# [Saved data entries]
══════════

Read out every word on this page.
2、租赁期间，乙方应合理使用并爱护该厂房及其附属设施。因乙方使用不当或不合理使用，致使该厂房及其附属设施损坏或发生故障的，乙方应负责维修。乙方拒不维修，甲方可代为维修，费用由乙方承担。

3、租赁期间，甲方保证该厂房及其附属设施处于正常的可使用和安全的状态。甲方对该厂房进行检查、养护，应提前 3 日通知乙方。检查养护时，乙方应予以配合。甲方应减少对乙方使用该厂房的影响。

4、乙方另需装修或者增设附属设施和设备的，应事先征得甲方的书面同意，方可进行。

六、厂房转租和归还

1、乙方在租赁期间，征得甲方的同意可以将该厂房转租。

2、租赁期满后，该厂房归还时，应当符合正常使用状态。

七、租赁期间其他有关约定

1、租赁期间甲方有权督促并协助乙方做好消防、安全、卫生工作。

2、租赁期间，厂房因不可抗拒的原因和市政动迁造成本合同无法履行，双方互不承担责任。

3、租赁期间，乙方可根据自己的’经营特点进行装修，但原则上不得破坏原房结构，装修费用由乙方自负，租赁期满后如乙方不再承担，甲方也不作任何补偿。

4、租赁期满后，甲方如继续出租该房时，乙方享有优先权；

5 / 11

══════════

# [Task objective]
Please reproduce all of the entries exactly as they stand.

# [The completed task]
Read out every word on this page.
2、租赁期间，乙方应合理使用并爱护该厂房及其附属设施。因乙方使用不当或不合理使用，致使该厂房及其附属设施损坏或发生故障的，乙方应负责维修。乙方拒不维修，甲方可代为维修，费用由乙方承担。

3、租赁期间，甲方保证该厂房及其附属设施处于正常的可使用和安全的状态。甲方对该厂房进行检查、养护，应提前 3 日通知乙方。检查养护时，乙方应予以配合。甲方应减少对乙方使用该厂房的影响。

4、乙方另需装修或者增设附属设施和设备的，应事先征得甲方的书面同意，方可进行。

六、厂房转租和归还

1、乙方在租赁期间，征得甲方的同意可以将该厂房转租。

2、租赁期满后，该厂房归还时，应当符合正常使用状态。

七、租赁期间其他有关约定

1、租赁期间甲方有权督促并协助乙方做好消防、安全、卫生工作。

2、租赁期间，厂房因不可抗拒的原因和市政动迁造成本合同无法履行，双方互不承担责任。

3、租赁期间，乙方可根据自己的’经营特点进行装修，但原则上不得破坏原房结构，装修费用由乙方自负，租赁期满后如乙方不再承担，甲方也不作任何补偿。

4、租赁期满后，甲方如继续出租该房时，乙方享有优先权；

5 / 11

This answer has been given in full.